■ Objetivos ■
a. Según la reseña de Testigo de cargo, ¿en el drama de qué autora se basa la película?
b. Resume de forma más breve el párrafo de la reseña de Testigo de cargo que empieza con "Testigo de cargo es cine de entretenimiento sin tapujos" y conserva sus datos principales.
c. Reproduce sin cambios el fragmento de la reseña de Testigo de cargo que va desde "Testigo de cargo (1957)" hasta "formal o narrativo.", ambos incluidos.

■ Texto extraído ■
○ ○ ○ ○ ○ ○ ○

Charles Laughton se muestra colosal en esta obra de Billy Wilder donde la mordacidad habitual del director se vuelve venial, batida al punto de nieve. Basada en un drama de Agatha Christie, la película se balancea entre la comicidad y la intriga de un modo desinhibidamente superficial.

Testigo de cargo (1957) Película - PLAY Cine

Aceptemos que Testigo de cargo (Witness for the Prosecution, 1957) no es una de esas películas que se estudian en los manuales de cinematografía como hitos fundacionales de tal o cual escuela fílmica, ni como epítomes del vanguardismo, ni como pioneras de tal o cual alarde formal o narrativo.

Testigo de cargo es cine de entretenimiento sin tapujos, desinhibidamente superficial, de una amenidad chispeante que no desdeña aprovecharse de la ingenuidad del espectador, urdir trampas argumentales rocambolescas, retorcer los giros de la trama hasta la inverosimilitud…   Y, para más inri, afiliándose sin rubor a dos de los subgéneros más denostados por los cinéfilos de pata negra, el whodunit y el drama judicial, tomándoselos ambos a chirigota, o siquiera a chiribita, porque toda la película es como una suerte de espejuelo que busca el cabrilleo de la luz para despistar, engañar, confundir y divertir al espectador, como hace Charles Laughton con su monóculo, para poner a prueba a sus clientes.

 

alternative textQuímica conyugal. Charles Laughton y Elsa Lanchester se conocieron en los escenarios a finales de los años veinte y no se separaron hasta la muerte de Laughton en 1962.

○ ○ ○ ○ ○ ○ ○

■ Datos ■
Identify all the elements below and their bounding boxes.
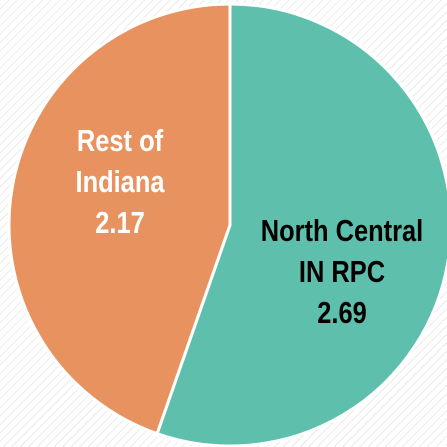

○ ○ ○ ○ ○ ○ ○

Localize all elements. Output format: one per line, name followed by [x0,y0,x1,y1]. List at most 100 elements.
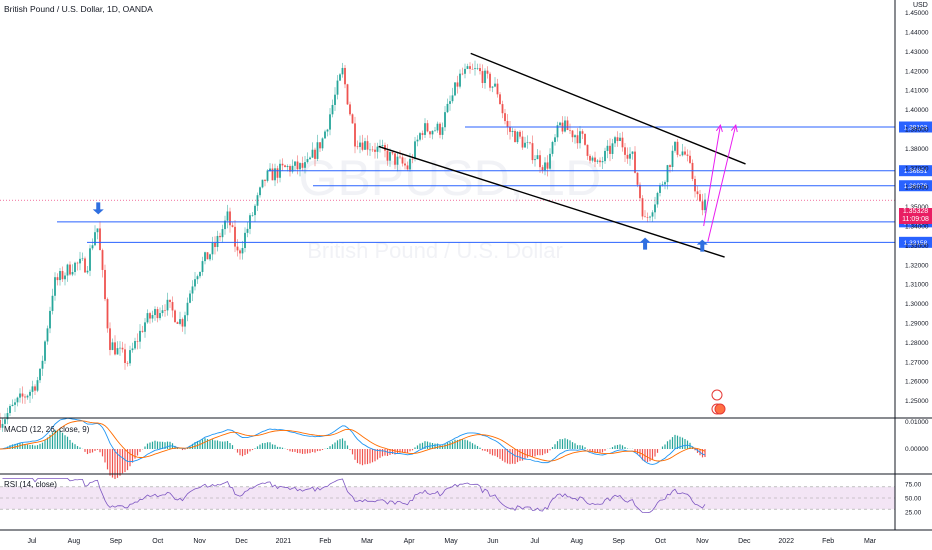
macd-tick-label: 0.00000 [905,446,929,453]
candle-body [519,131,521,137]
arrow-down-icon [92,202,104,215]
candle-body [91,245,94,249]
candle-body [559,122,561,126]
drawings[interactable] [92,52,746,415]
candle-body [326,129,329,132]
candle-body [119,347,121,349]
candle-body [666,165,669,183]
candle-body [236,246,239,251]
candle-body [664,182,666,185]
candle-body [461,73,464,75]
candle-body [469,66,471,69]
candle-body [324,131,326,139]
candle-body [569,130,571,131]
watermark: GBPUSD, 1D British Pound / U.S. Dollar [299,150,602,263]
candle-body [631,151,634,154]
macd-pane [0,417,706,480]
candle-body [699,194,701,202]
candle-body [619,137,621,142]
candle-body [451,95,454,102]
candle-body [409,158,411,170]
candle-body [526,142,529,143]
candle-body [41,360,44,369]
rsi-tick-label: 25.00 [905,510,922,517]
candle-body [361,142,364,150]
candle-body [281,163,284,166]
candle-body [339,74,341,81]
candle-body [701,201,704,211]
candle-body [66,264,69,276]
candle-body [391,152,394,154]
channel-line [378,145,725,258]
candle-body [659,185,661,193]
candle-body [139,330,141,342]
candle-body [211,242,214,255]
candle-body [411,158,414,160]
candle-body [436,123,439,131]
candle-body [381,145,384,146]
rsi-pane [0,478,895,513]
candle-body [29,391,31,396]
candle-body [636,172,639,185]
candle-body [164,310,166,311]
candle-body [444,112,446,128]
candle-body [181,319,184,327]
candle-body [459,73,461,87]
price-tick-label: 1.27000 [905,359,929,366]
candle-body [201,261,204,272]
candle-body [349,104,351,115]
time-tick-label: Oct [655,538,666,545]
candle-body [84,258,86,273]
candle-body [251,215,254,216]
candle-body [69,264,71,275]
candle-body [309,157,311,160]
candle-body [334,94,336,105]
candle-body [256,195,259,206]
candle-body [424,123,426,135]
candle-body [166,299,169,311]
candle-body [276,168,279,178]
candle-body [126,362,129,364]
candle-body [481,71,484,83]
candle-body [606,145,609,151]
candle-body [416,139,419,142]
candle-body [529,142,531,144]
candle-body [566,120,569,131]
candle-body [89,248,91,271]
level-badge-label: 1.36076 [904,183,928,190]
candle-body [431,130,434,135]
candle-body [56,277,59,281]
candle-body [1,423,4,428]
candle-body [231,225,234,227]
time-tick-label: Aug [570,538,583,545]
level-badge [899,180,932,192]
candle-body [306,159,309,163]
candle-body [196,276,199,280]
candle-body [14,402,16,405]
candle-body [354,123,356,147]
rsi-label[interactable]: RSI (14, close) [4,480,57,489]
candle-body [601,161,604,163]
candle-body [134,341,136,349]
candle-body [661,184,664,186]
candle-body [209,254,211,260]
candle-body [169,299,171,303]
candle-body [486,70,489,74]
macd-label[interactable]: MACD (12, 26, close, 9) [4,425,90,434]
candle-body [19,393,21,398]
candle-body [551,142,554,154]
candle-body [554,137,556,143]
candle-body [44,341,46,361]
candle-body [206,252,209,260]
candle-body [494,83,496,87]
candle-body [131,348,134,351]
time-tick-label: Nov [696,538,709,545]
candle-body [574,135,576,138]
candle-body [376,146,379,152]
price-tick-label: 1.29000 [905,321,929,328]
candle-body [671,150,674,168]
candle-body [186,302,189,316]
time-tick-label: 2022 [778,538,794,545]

○ ○ ○ ○ ○ ○ ○

■ Respuestas ■
a. Se basa en un drama de Agatha Christie.

b. Testigo de cargo es cine de entretenimiento abiertamente superficial y chispeante. Aprovecha la ingenuidad del espectador, urde trampas argumentales rocambolescas y retuerce la trama hasta la inverosimilitud. Además, se adscribe sin rubor a dos subgéneros denostados por los cinéfilos más puristas, el whodunit y el drama judicial, y se los toma a broma. Toda la película funciona como un espejuelo que busca despistar, engañar, confundir y divertir al espectador, igual que Charles Laughton usa su monóculo para poner a prueba a sus clientes.

c.
Testigo de cargo (1957) Película - PLAY Cine

Aceptemos que Testigo de cargo (Witness for the Prosecution, 1957) no es una de esas películas que se estudian en los manuales de cinematografía como hitos fundacionales de tal o cual escuela fílmica, ni como epítomes del vanguardismo, ni como pioneras de tal o cual alarde formal o narrativo.